> WORK TO DO
From the listing that follows, output everything exactly except the pictures.

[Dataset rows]

=-=-=

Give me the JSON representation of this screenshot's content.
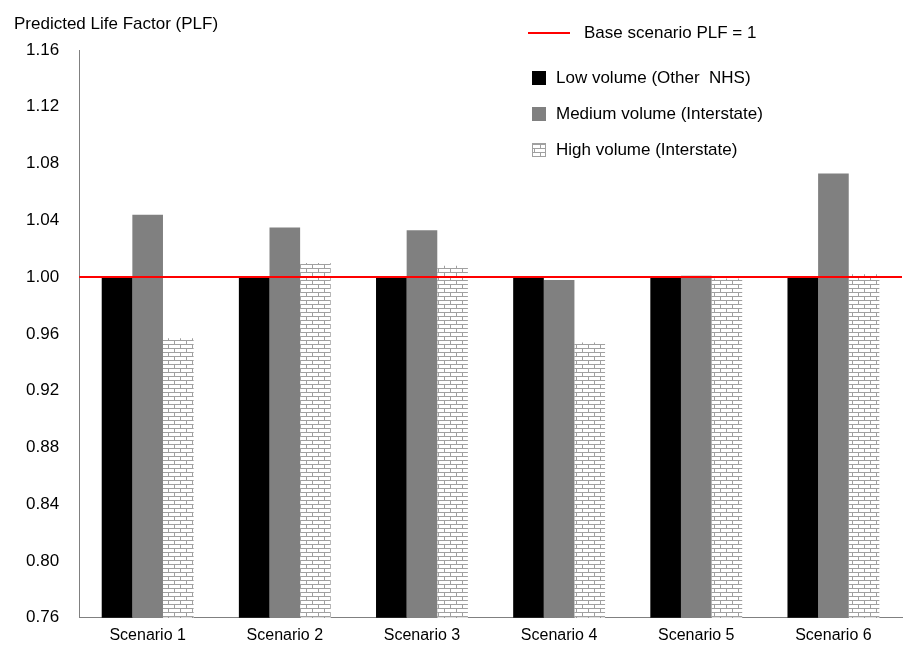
{
  "chart_data": {
    "type": "bar",
    "y_label": "Predicted Life Factor (PLF)",
    "categories": [
      "Scenario 1",
      "Scenario 2",
      "Scenario 3",
      "Scenario 4",
      "Scenario 5",
      "Scenario 6"
    ],
    "series": [
      {
        "name": "Low volume (Other  NHS)",
        "color": "#000000",
        "values": [
          1.0,
          1.0,
          1.0,
          1.0,
          1.0,
          1.0
        ]
      },
      {
        "name": "Medium volume (Interstate)",
        "color": "#808080",
        "values": [
          1.044,
          1.035,
          1.033,
          0.998,
          1.001,
          1.073
        ]
      },
      {
        "name": "High volume (Interstate)",
        "color": "#a0a0a0",
        "marker": "brick",
        "values": [
          0.957,
          1.01,
          1.008,
          0.954,
          0.999,
          1.002
        ]
      }
    ],
    "annotations": [
      {
        "type": "hline",
        "y": 1,
        "label": "Base scenario PLF = 1",
        "color": "#ff0000"
      }
    ],
    "ylim": [
      0.76,
      1.16
    ],
    "yticks": [
      0.76,
      {
        "value": 0.8,
        "label": "0.80"
      },
      0.84,
      0.88,
      0.92,
      0.96,
      {
        "value": 1,
        "label": "1.00"
      },
      1.04,
      1.08,
      1.12,
      1.16
    ],
    "grid": false,
    "legend": "upper right"
  }
}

=-=-=

> SOLUTION TO THE PROBLEM
Give me the JSON representation of this screenshot's content.
{
  "chart_data": {
    "type": "bar",
    "y_label": "Predicted Life Factor (PLF)",
    "categories": [
      "Scenario 1",
      "Scenario 2",
      "Scenario 3",
      "Scenario 4",
      "Scenario 5",
      "Scenario 6"
    ],
    "series": [
      {
        "name": "Low volume (Other  NHS)",
        "color": "#000000",
        "values": [
          1.0,
          1.0,
          1.0,
          1.0,
          1.0,
          1.0
        ]
      },
      {
        "name": "Medium volume (Interstate)",
        "color": "#808080",
        "values": [
          1.044,
          1.035,
          1.033,
          0.998,
          1.001,
          1.073
        ]
      },
      {
        "name": "High volume (Interstate)",
        "color": "#a0a0a0",
        "marker": "brick",
        "values": [
          0.957,
          1.01,
          1.008,
          0.954,
          0.999,
          1.002
        ]
      }
    ],
    "annotations": [
      {
        "type": "hline",
        "y": 1,
        "label": "Base scenario PLF = 1",
        "color": "#ff0000"
      }
    ],
    "ylim": [
      0.76,
      1.16
    ],
    "yticks": [
      0.76,
      {
        "value": 0.8,
        "label": "0.80"
      },
      0.84,
      0.88,
      0.92,
      0.96,
      {
        "value": 1,
        "label": "1.00"
      },
      1.04,
      1.08,
      1.12,
      1.16
    ],
    "grid": false,
    "legend": "upper right"
  }
}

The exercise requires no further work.